## Work instructions
Tally every line of the listing below that holds "格子乘法", then give the tally alone.

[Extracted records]
————

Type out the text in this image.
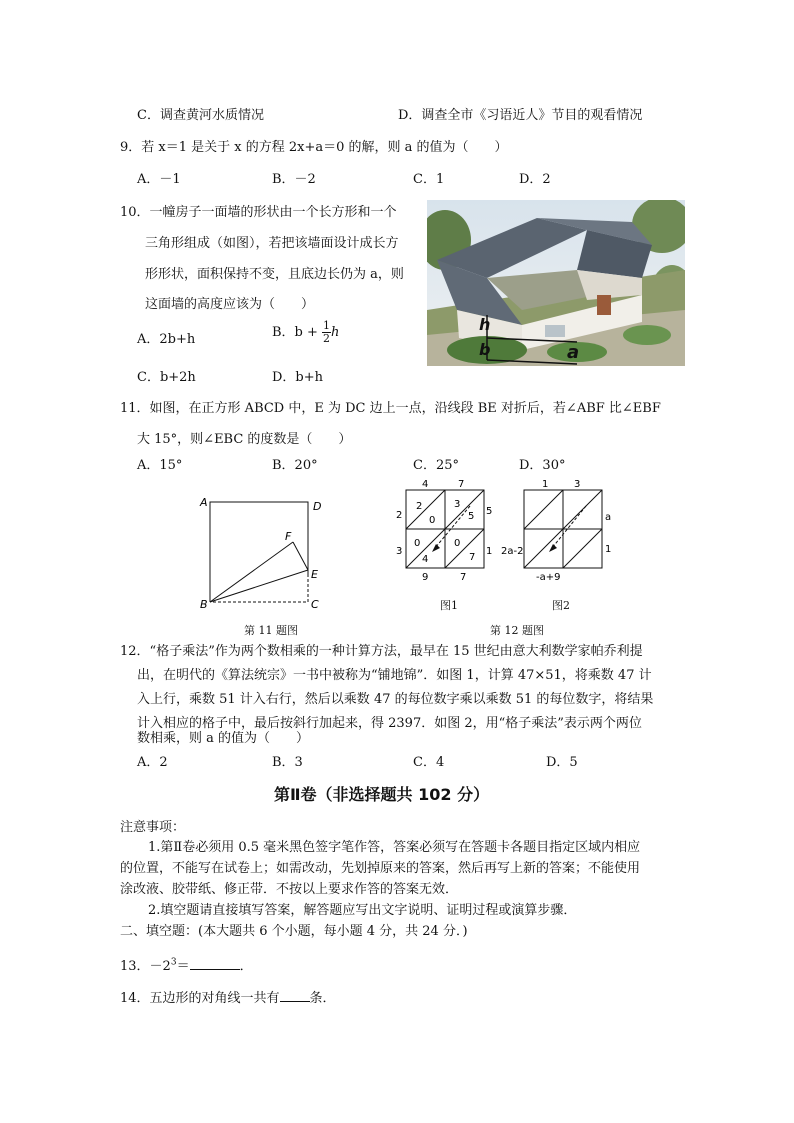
C．调查黄河水质情况	D．调查全市《习语近人》节目的观看情况
9．若 x＝1 是关于 x 的方程 2x+a＝0 的解，则 a 的值为（　　）
A．－1	B．－2	C．1	D．2
10．一幢房子一面墙的形状由一个长方形和一个
三角形组成（如图），若把该墙面设计成长方
形形状，面积保持不变，且底边长仍为 a，则
这面墙的高度应该为（　　）
A．2b+h	B．$b + \frac{1}{2}$ h
C．b+2h	D．b+h
h
b	a
11．如图，在正方形 ABCD 中，E 为 DC 边上一点，沿线段 BE 对折后，若∠ABF 比∠EBF
大 15°，则∠EBC 的度数是（　　）
A．15°	B．20°	C．25°	D．30°
A	D
B	C
E
F
第 11 题图
4	7
5
1
2
3
9	7
2
0
3
5
0
4
0
7
图1
1	3
a
1
2a-2
-a+9
图2
第 12 题图
12．“格子乘法”作为两个数相乘的一种计算方法，最早在 15 世纪由意大利数学家帕乔利提
出，在明代的《算法统宗》一书中被称为“铺地锦”．如图 1，计算 47×51，将乘数 47 计
入上行，乘数 51 计入右行，然后以乘数 47 的每位数字乘以乘数 51 的每位数字，将结果
计入相应的格子中，最后按斜行加起来，得 2397．如图 2，用“格子乘法”表示两个两位
数相乘，则 a 的值为（　　）
A．2	B．3	C．4	D．5
第Ⅱ卷（非选择题共 102 分）
注意事项：
1.第Ⅱ卷必须用 0.5 毫米黑色签字笔作答，答案必须写在答题卡各题目指定区域内相应
的位置，不能写在试卷上；如需改动，先划掉原来的答案，然后再写上新的答案；不能使用
涂改液、胶带纸、修正带．不按以上要求作答的答案无效．
2.填空题请直接填写答案，解答题应写出文字说明、证明过程或演算步骤．
二、填空题：(本大题共 6 个小题，每小题 4 分，共 24 分．)
13．$-2^3=$	．
14．五边形的对角线一共有 条．
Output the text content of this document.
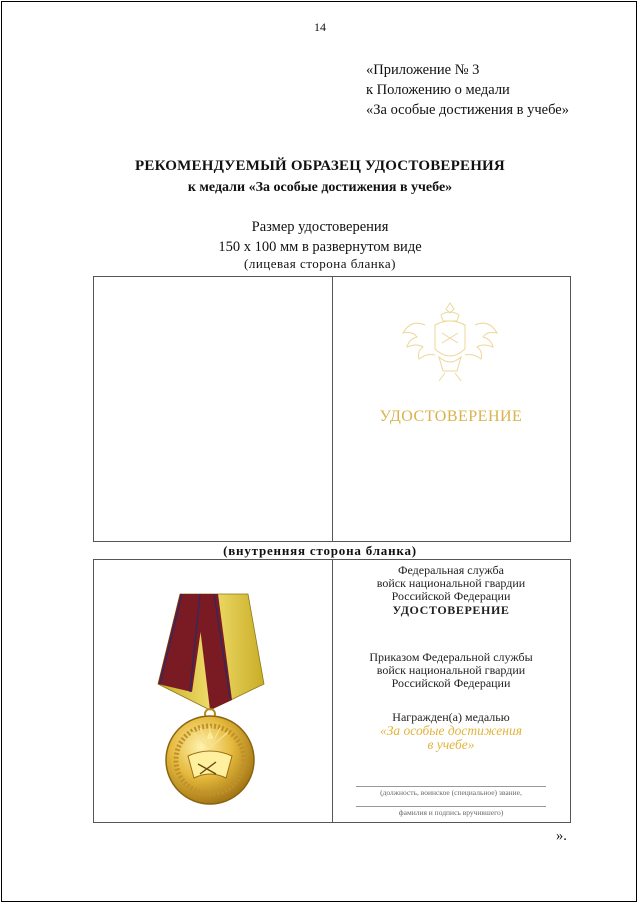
14
«Приложение № 3
к Положению о медали
«За особые достижения в учебе»
РЕКОМЕНДУЕМЫЙ ОБРАЗЕЦ УДОСТОВЕРЕНИЯ
к медали «За особые достижения в учебе»
Размер удостоверения
150 х 100 мм в развернутом виде
(лицевая сторона бланка)
УДОСТОВЕРЕНИЕ
(внутренняя сторона бланка)
Федеральная служба
войск национальной гвардии
Российской Федерации
УДОСТОВЕРЕНИЕ
Приказом Федеральной службы
войск национальной гвардии
Российской Федерации
Награжден(а) медалью
«За особые достижения
в учебе»
(должность, воинское (специальное) звание,
фамилия и подпись вручившего)
».
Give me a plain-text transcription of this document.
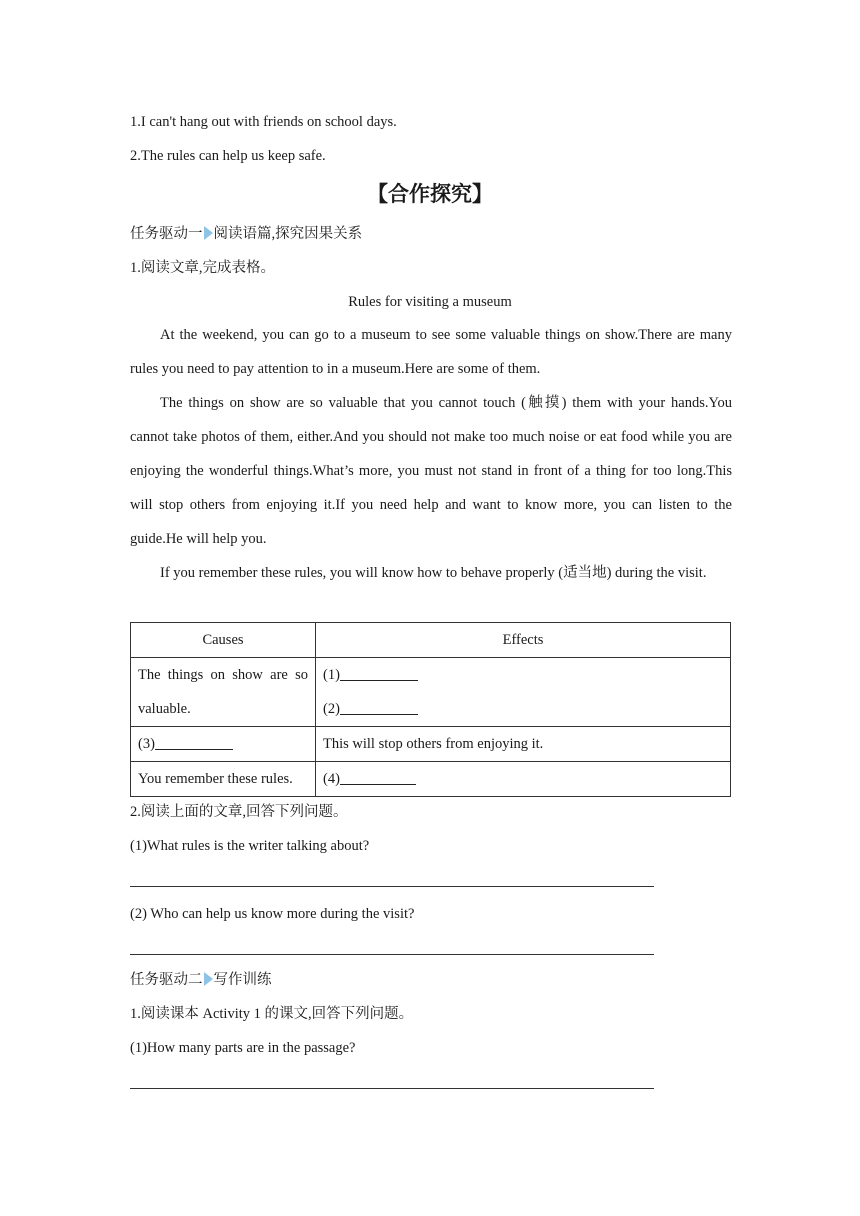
1.I can't hang out with friends on school days.
2.The rules can help us keep safe.
【合作探究】
任务驱动一 阅读语篇,探究因果关系
1.阅读文章,完成表格。
Rules for visiting a museum
At the weekend, you can go to a museum to see some valuable things on show.There are many rules you need to pay attention to in a museum.Here are some of them.
The things on show are so valuable that you cannot touch (触摸) them with your hands.You cannot take photos of them, either.And you should not make too much noise or eat food while you are enjoying the wonderful things.What’s more, you must not stand in front of a thing for too long.This will stop others from enjoying it.If you need help and want to know more, you can listen to the guide.He will help you.
If you remember these rules, you will know how to behave properly (适当地) during the visit.
Causes	Effects
The things on show are so valuable.	(1)
(2)

(3)	This will stop others from enjoying it.
You remember these rules.	(4)
2.阅读上面的文章,回答下列问题。
(1)What rules is the writer talking about?
(2) Who can help us know more during the visit?
任务驱动二 写作训练
1.阅读课本 Activity 1 的课文,回答下列问题。
(1)How many parts are in the passage?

————

## Result of this exercise
2